#### WORKING DATA
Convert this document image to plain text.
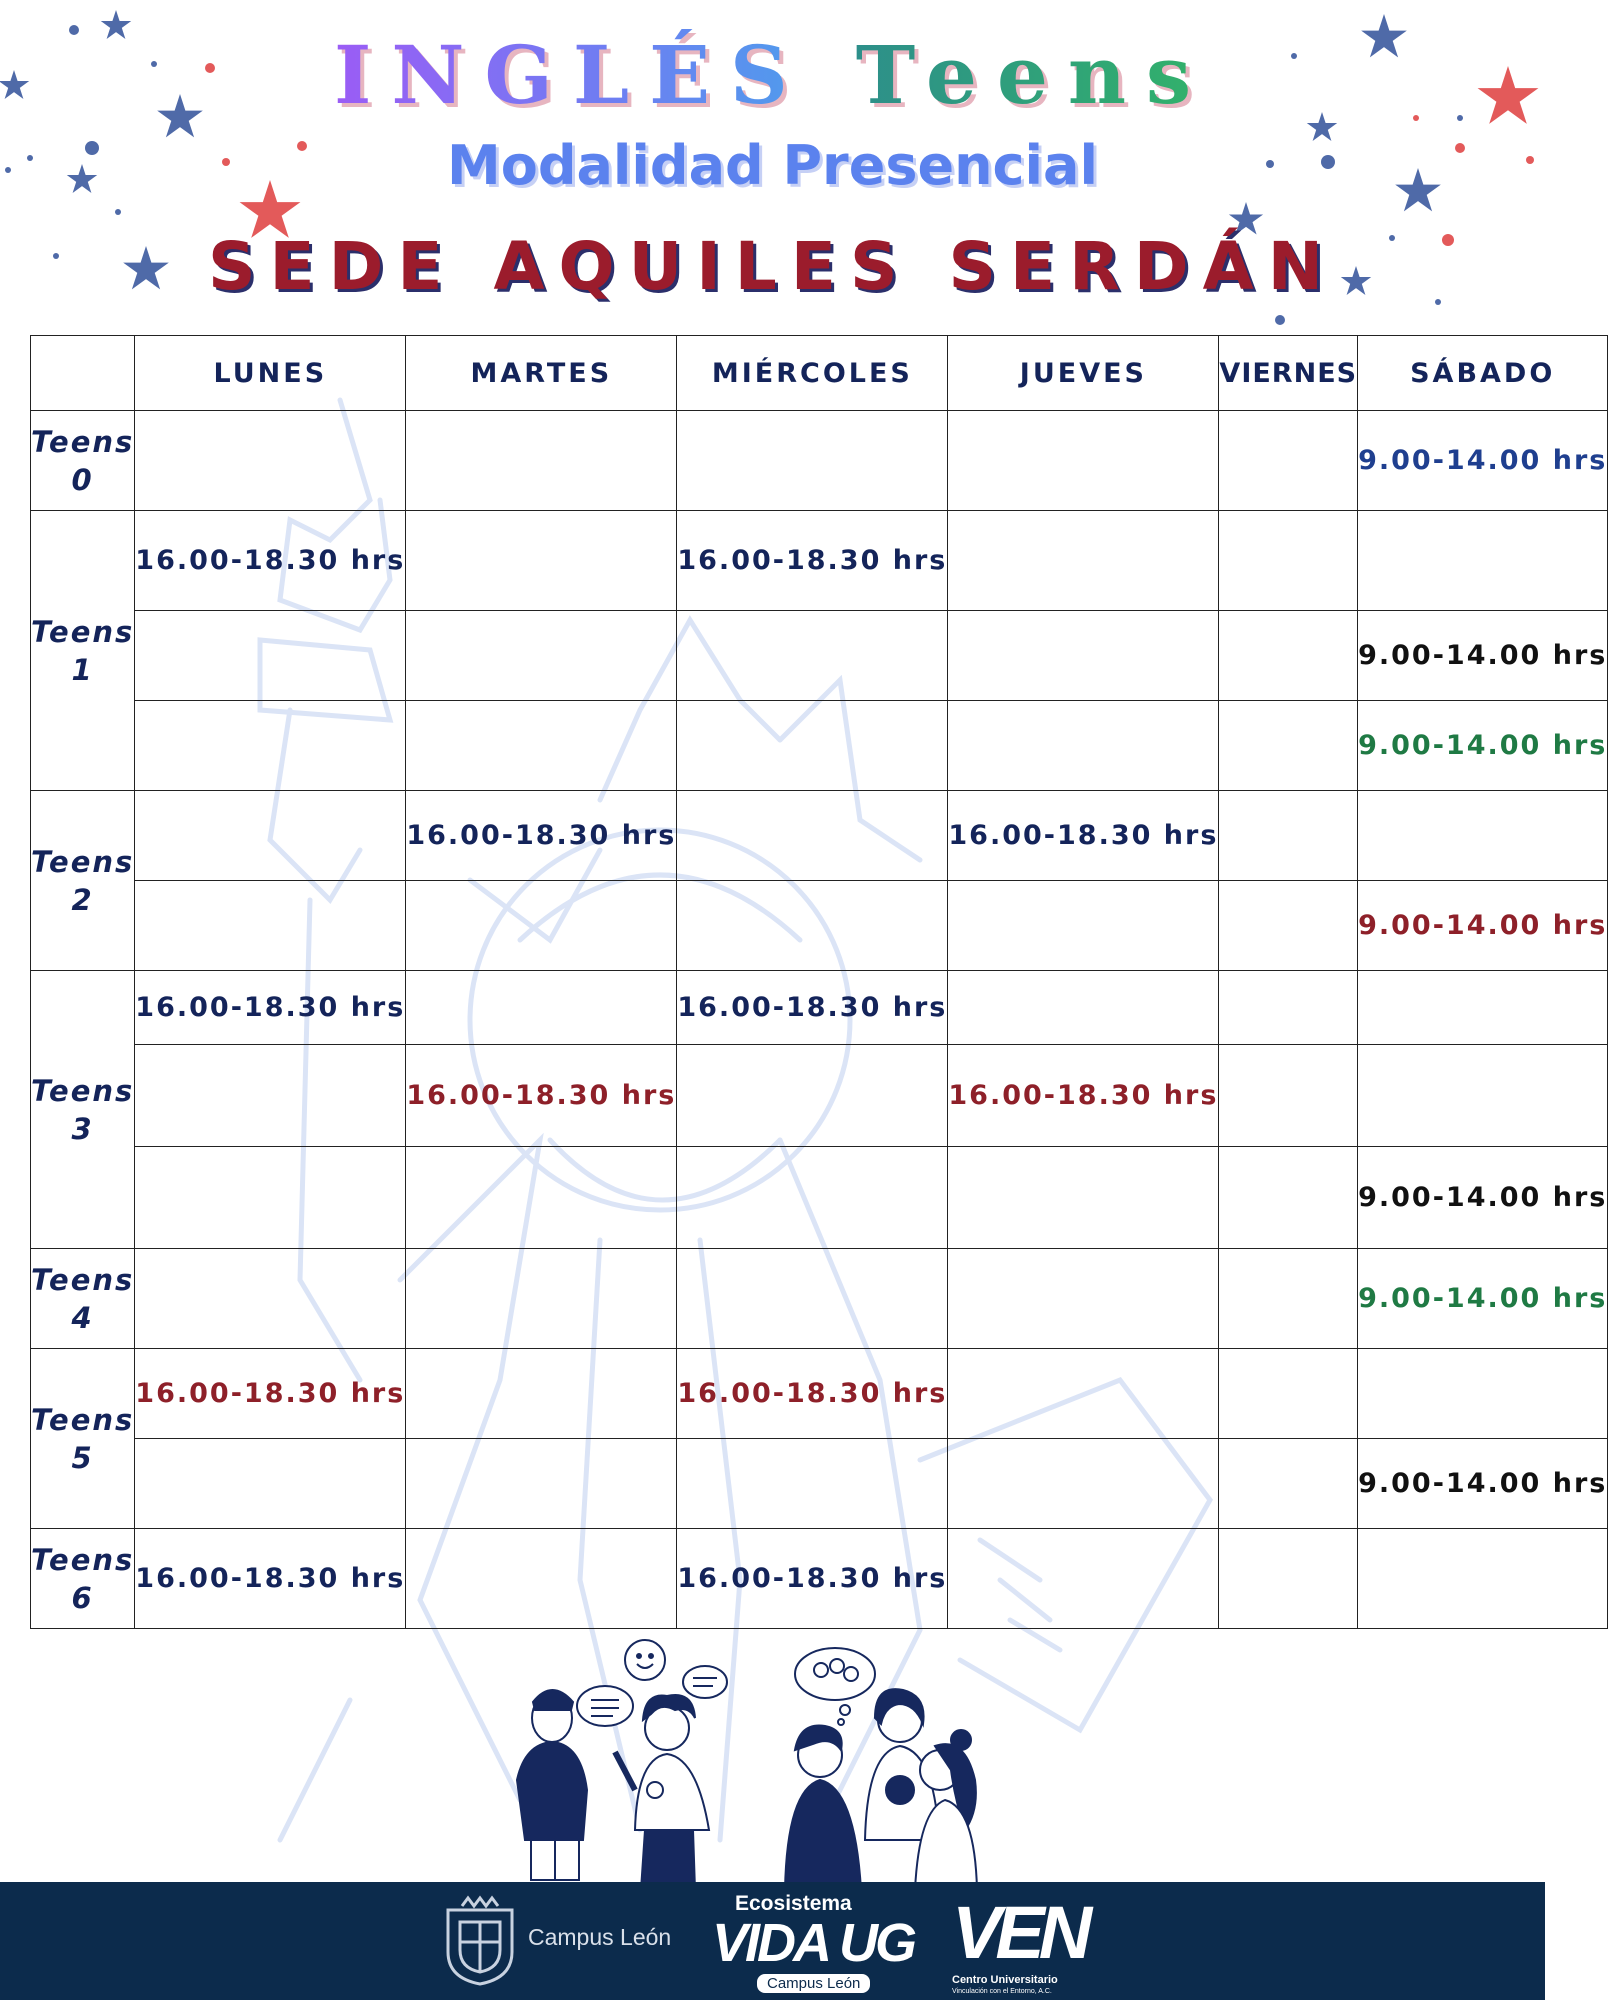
INGLÉS Teens
Modalidad Presencial
SEDE AQUILES SERDÁN
	LUNES	MARTES	MIÉRCOLES	JUEVES	VIERNES	SÁBADO

Teens
0						9.00-14.00 hrs

Teens
1	16.00-18.30 hrs		16.00-18.30 hrs			
						9.00-14.00 hrs
						9.00-14.00 hrs

Teens
2		16.00-18.30 hrs		16.00-18.30 hrs		
						9.00-14.00 hrs

Teens
3	16.00-18.30 hrs		16.00-18.30 hrs			
		16.00-18.30 hrs		16.00-18.30 hrs		
						9.00-14.00 hrs

Teens
4						9.00-14.00 hrs

Teens
5	16.00-18.30 hrs		16.00-18.30 hrs			
						9.00-14.00 hrs

Teens
6	16.00-18.30 hrs		16.00-18.30 hrs			
Campus León
Ecosistema
VIDA UG
Campus León
VEN
Centro Universitario
Vinculación con el Entorno, A.C.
########
* SET PROBLEM *
Pictures in the data above should not be copied; transcribe everything else exactly.

* EXPECTED ANSWER *
Convert this document image to plain text.
INGLÉS Teens
Modalidad Presencial
SEDE AQUILES SERDÁN
	LUNES	MARTES	MIÉRCOLES	JUEVES	VIERNES	SÁBADO

Teens
0						9.00-14.00 hrs

Teens
1	16.00-18.30 hrs		16.00-18.30 hrs			
						9.00-14.00 hrs
						9.00-14.00 hrs

Teens
2		16.00-18.30 hrs		16.00-18.30 hrs		
						9.00-14.00 hrs

Teens
3	16.00-18.30 hrs		16.00-18.30 hrs			
		16.00-18.30 hrs		16.00-18.30 hrs		
						9.00-14.00 hrs

Teens
4						9.00-14.00 hrs

Teens
5	16.00-18.30 hrs		16.00-18.30 hrs			
						9.00-14.00 hrs

Teens
6	16.00-18.30 hrs		16.00-18.30 hrs			
Campus León
Ecosistema
VIDA UG
Campus León
VEN
Centro Universitario
Vinculación con el Entorno, A.C.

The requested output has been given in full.